▶ Assignment: Retype everything in the entries that follow, exactly as shown.

··········

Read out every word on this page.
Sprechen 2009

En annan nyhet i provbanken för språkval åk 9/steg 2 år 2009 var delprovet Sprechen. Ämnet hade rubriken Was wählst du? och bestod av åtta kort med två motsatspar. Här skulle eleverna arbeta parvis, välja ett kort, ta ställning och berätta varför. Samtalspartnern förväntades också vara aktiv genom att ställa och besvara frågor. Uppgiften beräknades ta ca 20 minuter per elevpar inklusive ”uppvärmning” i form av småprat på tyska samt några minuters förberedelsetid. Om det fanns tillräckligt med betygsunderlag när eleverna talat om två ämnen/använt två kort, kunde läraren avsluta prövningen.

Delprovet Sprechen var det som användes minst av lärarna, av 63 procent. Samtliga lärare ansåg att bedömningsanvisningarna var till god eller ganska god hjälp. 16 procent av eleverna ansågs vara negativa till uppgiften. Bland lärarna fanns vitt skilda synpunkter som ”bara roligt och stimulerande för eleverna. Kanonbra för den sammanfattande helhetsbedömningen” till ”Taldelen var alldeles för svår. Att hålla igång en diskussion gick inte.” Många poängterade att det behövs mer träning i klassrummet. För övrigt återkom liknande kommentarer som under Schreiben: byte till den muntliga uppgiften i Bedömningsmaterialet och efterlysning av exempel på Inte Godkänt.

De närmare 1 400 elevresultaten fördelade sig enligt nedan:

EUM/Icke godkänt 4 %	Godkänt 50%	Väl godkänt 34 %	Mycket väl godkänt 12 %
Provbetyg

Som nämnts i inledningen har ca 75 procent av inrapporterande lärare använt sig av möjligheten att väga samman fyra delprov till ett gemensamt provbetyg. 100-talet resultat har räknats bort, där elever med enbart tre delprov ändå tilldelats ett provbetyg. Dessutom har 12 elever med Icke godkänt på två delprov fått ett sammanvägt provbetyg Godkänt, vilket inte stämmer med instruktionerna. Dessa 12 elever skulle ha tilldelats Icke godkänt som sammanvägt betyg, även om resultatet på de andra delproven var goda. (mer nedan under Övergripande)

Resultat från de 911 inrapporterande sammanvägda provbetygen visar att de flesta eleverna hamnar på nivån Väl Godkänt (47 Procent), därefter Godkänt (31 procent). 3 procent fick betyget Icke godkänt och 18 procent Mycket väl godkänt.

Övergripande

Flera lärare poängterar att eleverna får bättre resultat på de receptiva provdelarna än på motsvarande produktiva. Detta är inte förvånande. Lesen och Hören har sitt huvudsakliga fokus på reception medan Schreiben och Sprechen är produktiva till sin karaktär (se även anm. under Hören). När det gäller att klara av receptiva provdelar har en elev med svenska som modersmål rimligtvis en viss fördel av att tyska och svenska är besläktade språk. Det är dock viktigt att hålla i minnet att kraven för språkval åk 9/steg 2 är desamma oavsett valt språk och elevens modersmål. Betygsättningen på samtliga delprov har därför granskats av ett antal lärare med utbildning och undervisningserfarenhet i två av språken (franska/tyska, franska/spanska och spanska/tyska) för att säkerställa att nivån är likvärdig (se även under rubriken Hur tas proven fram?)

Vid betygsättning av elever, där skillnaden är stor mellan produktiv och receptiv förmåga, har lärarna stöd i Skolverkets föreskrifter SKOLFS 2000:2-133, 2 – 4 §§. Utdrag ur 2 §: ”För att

··········

▶ Solution to the problem:
Read out every word on this page.
Sprechen 2009

En annan nyhet i provbanken för språkval åk 9/steg 2 år 2009 var delprovet Sprechen. Ämnet hade rubriken Was wählst du? och bestod av åtta kort med två motsatspar. Här skulle eleverna arbeta parvis, välja ett kort, ta ställning och berätta varför. Samtalspartnern förväntades också vara aktiv genom att ställa och besvara frågor. Uppgiften beräknades ta ca 20 minuter per elevpar inklusive ”uppvärmning” i form av småprat på tyska samt några minuters förberedelsetid. Om det fanns tillräckligt med betygsunderlag när eleverna talat om två ämnen/använt två kort, kunde läraren avsluta prövningen.

Delprovet Sprechen var det som användes minst av lärarna, av 63 procent. Samtliga lärare ansåg att bedömningsanvisningarna var till god eller ganska god hjälp. 16 procent av eleverna ansågs vara negativa till uppgiften. Bland lärarna fanns vitt skilda synpunkter som ”bara roligt och stimulerande för eleverna. Kanonbra för den sammanfattande helhetsbedömningen” till ”Taldelen var alldeles för svår. Att hålla igång en diskussion gick inte.” Många poängterade att det behövs mer träning i klassrummet. För övrigt återkom liknande kommentarer som under Schreiben: byte till den muntliga uppgiften i Bedömningsmaterialet och efterlysning av exempel på Inte Godkänt.

De närmare 1 400 elevresultaten fördelade sig enligt nedan:

EUM/Icke godkänt 4 %	Godkänt 50%	Väl godkänt 34 %	Mycket väl godkänt 12 %
Provbetyg

Som nämnts i inledningen har ca 75 procent av inrapporterande lärare använt sig av möjligheten att väga samman fyra delprov till ett gemensamt provbetyg. 100-talet resultat har räknats bort, där elever med enbart tre delprov ändå tilldelats ett provbetyg. Dessutom har 12 elever med Icke godkänt på två delprov fått ett sammanvägt provbetyg Godkänt, vilket inte stämmer med instruktionerna. Dessa 12 elever skulle ha tilldelats Icke godkänt som sammanvägt betyg, även om resultatet på de andra delproven var goda. (mer nedan under Övergripande)

Resultat från de 911 inrapporterande sammanvägda provbetygen visar att de flesta eleverna hamnar på nivån Väl Godkänt (47 Procent), därefter Godkänt (31 procent). 3 procent fick betyget Icke godkänt och 18 procent Mycket väl godkänt.

Övergripande

Flera lärare poängterar att eleverna får bättre resultat på de receptiva provdelarna än på motsvarande produktiva. Detta är inte förvånande. Lesen och Hören har sitt huvudsakliga fokus på reception medan Schreiben och Sprechen är produktiva till sin karaktär (se även anm. under Hören). När det gäller att klara av receptiva provdelar har en elev med svenska som modersmål rimligtvis en viss fördel av att tyska och svenska är besläktade språk. Det är dock viktigt att hålla i minnet att kraven för språkval åk 9/steg 2 är desamma oavsett valt språk och elevens modersmål. Betygsättningen på samtliga delprov har därför granskats av ett antal lärare med utbildning och undervisningserfarenhet i två av språken (franska/tyska, franska/spanska och spanska/tyska) för att säkerställa att nivån är likvärdig (se även under rubriken Hur tas proven fram?)

Vid betygsättning av elever, där skillnaden är stor mellan produktiv och receptiv förmåga, har lärarna stöd i Skolverkets föreskrifter SKOLFS 2000:2-133, 2 – 4 §§. Utdrag ur 2 §: ”För att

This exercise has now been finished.